* WHAT IS REQUIRED:
Reading down the listing below, count the lines where the word "dept" shows up, then give only that count.

* DATASET EXCERPTS:

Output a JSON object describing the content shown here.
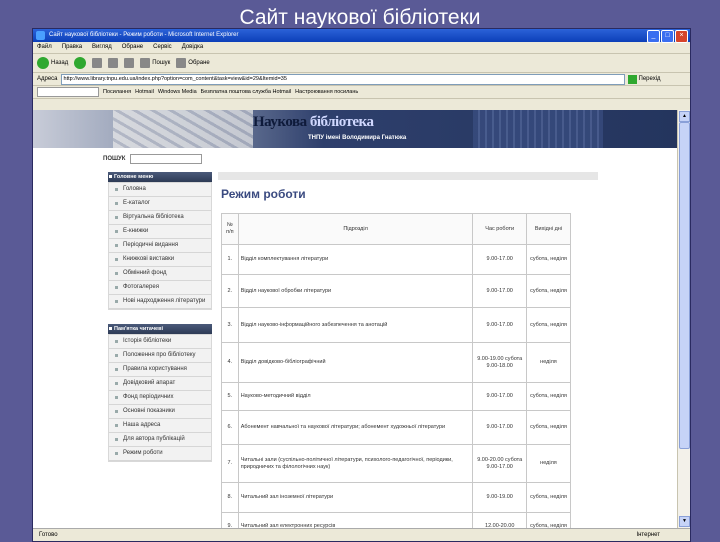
{
  "slide": {
    "title": "Сайт наукової бібліотеки"
  },
  "browser": {
    "window_title": "Сайт наукової бібліотеки - Режим роботи - Microsoft Internet Explorer",
    "menu": [
      "Файл",
      "Правка",
      "Вигляд",
      "Обране",
      "Сервіс",
      "Довідка"
    ],
    "toolbar": {
      "back": "Назад",
      "search": "Пошук",
      "favorites": "Обране"
    },
    "address_label": "Адреса",
    "address_value": "http://www.library.tnpu.edu.ua/index.php?option=com_content&task=view&id=29&Itemid=35",
    "go_label": "Перехід",
    "links_label": "Посилання",
    "links_bar": [
      "Посилання",
      "Hotmail",
      "Windows Media",
      "Безплатна поштова служба Hotmail",
      "Настроювання посилань"
    ],
    "status_left": "Готово",
    "status_right": "Інтернет"
  },
  "site": {
    "logo_part1": "Наукова",
    "logo_part2": " бібліотека",
    "subtitle": "ТНПУ імені Володимира Гнатюка",
    "search_label": "ПОШУК",
    "menu1_title": "Головне меню",
    "menu1": [
      "Головна",
      "Е-каталог",
      "Віртуальна бібліотека",
      "Е-книжки",
      "Періодичні видання",
      "Книжкові виставки",
      "Обмінний фонд",
      "Фотогалерея",
      "Нові надходження літератури"
    ],
    "menu2_title": "Пам'ятка читачеві",
    "menu2": [
      "Історія бібліотеки",
      "Положення про бібліотеку",
      "Правила користування",
      "Довідковий апарат",
      "Фонд періодичних",
      "Основні показники",
      "Наша адреса",
      "Для автора публікацій",
      "Режим роботи"
    ]
  },
  "content": {
    "page_title": "Режим роботи",
    "headers": {
      "num": "№ п/п",
      "dept": "Підрозділ",
      "time": "Час роботи",
      "off": "Вихідні дні"
    },
    "rows": [
      {
        "n": "1.",
        "dept": "Відділ комплектування літератури",
        "time": "9.00-17.00",
        "off": "субота, неділя"
      },
      {
        "n": "2.",
        "dept": "Відділ наукової обробки літератури",
        "time": "9.00-17.00",
        "off": "субота, неділя"
      },
      {
        "n": "3.",
        "dept": "Відділ науково-інформаційного забезпечення та анотацій",
        "time": "9.00-17.00",
        "off": "субота, неділя"
      },
      {
        "n": "4.",
        "dept": "Відділ довідково-бібліографічний",
        "time": "9.00-19.00 субота 9.00-18.00",
        "off": "неділя"
      },
      {
        "n": "5.",
        "dept": "Науково-методичний відділ",
        "time": "9.00-17.00",
        "off": "субота, неділя"
      },
      {
        "n": "6.",
        "dept": "Абонемент навчальної та наукової літератури; абонемент художньої літератури",
        "time": "9.00-17.00",
        "off": "субота, неділя"
      },
      {
        "n": "7.",
        "dept": "Читальні зали (суспільно-політичної літератури, психолого-педагогічної, періодики, природничих та філологічних наук)",
        "time": "9.00-20.00 субота 9.00-17.00",
        "off": "неділя"
      },
      {
        "n": "8.",
        "dept": "Читальний зал іноземної літератури",
        "time": "9.00-19.00",
        "off": "субота, неділя"
      },
      {
        "n": "9.",
        "dept": "Читальний зал електронних ресурсів",
        "time": "12.00-20.00",
        "off": "субота, неділя"
      }
    ]
  }
}
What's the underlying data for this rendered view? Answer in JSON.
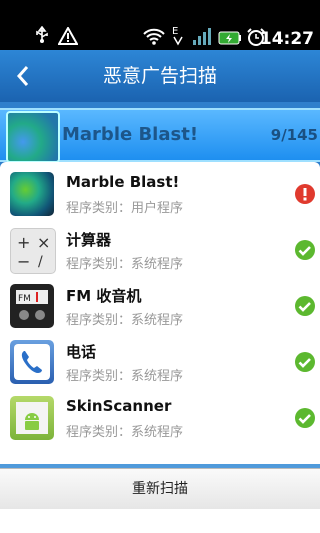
{
  "status_bar": {
    "time": "14:27",
    "icons": [
      "usb-icon",
      "warning-icon",
      "wifi-icon",
      "data-e-icon",
      "signal-icon",
      "battery-icon",
      "alarm-icon"
    ]
  },
  "header": {
    "title": "恶意广告扫描"
  },
  "scan": {
    "current_app": "Marble Blast!",
    "progress": "9/145"
  },
  "apps": [
    {
      "name": "Marble Blast!",
      "type": "程序类别：用户程序",
      "status": "warning",
      "icon": "marble-blast-icon"
    },
    {
      "name": "计算器",
      "type": "程序类别：系统程序",
      "status": "ok",
      "icon": "calculator-icon"
    },
    {
      "name": "FM 收音机",
      "type": "程序类别：系统程序",
      "status": "ok",
      "icon": "fm-radio-icon"
    },
    {
      "name": "电话",
      "type": "程序类别：系统程序",
      "status": "ok",
      "icon": "phone-icon"
    },
    {
      "name": "SkinScanner",
      "type": "程序类别：系统程序",
      "status": "ok",
      "icon": "android-app-icon"
    }
  ],
  "footer": {
    "rescan_label": "重新扫描"
  },
  "colors": {
    "accent": "#1f67b3",
    "ok": "#5cb82f",
    "warning": "#e03a2e"
  }
}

* FULL OUTPUT:
10